**Data records**
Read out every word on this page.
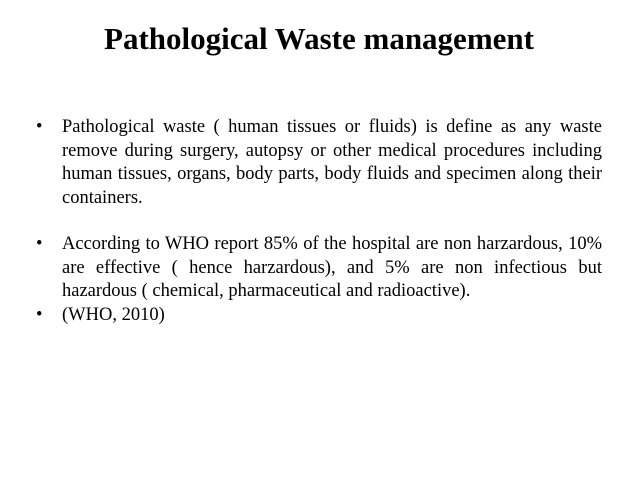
Pathological Waste management
•	Pathological waste ( human tissues or fluids) is define as any waste remove during surgery, autopsy or other medical procedures including human tissues, organs, body parts, body fluids and specimen along their containers.
•	According to WHO report 85% of the hospital are non harzardous, 10% are effective ( hence harzardous), and 5% are non infectious but hazardous ( chemical, pharmaceutical and radioactive).
•	(WHO, 2010)
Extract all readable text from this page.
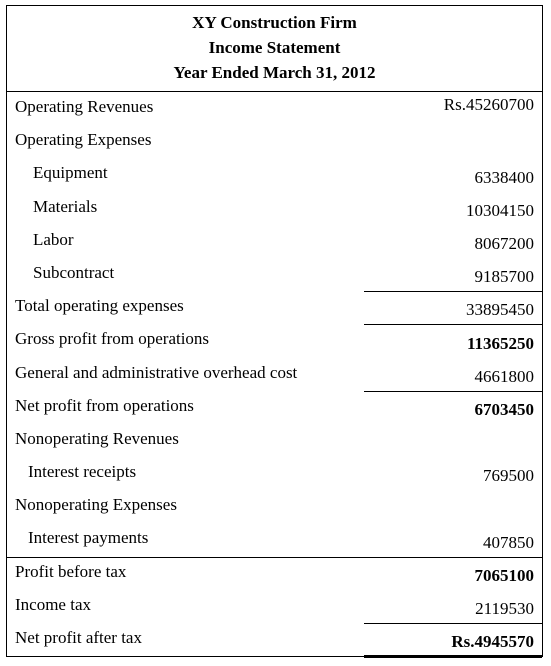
XY Construction Firm
Income Statement
Year Ended March 31, 2012
Operating Revenues	Rs.45260700
Operating Expenses
Equipment	6338400
Materials	10304150
Labor	8067200
Subcontract	9185700
Total operating expenses	33895450
Gross profit from operations	11365250
General and administrative overhead cost	4661800
Net profit from operations	6703450
Nonoperating Revenues
Interest receipts	769500
Nonoperating Expenses
Interest payments	407850
Profit before tax	7065100
Income tax	2119530
Net profit after tax	Rs.4945570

**Task instructions**
Extract precisely the lines beginning at the line containing "Extract all readable text from this page." and ending at the last line of the entries above, exactly as written and with no pictures.

**The completed task**
Extract all readable text from this page.
XY Construction Firm
Income Statement
Year Ended March 31, 2012
Operating Revenues	Rs.45260700
Operating Expenses
Equipment	6338400
Materials	10304150
Labor	8067200
Subcontract	9185700
Total operating expenses	33895450
Gross profit from operations	11365250
General and administrative overhead cost	4661800
Net profit from operations	6703450
Nonoperating Revenues
Interest receipts	769500
Nonoperating Expenses
Interest payments	407850
Profit before tax	7065100
Income tax	2119530
Net profit after tax	Rs.4945570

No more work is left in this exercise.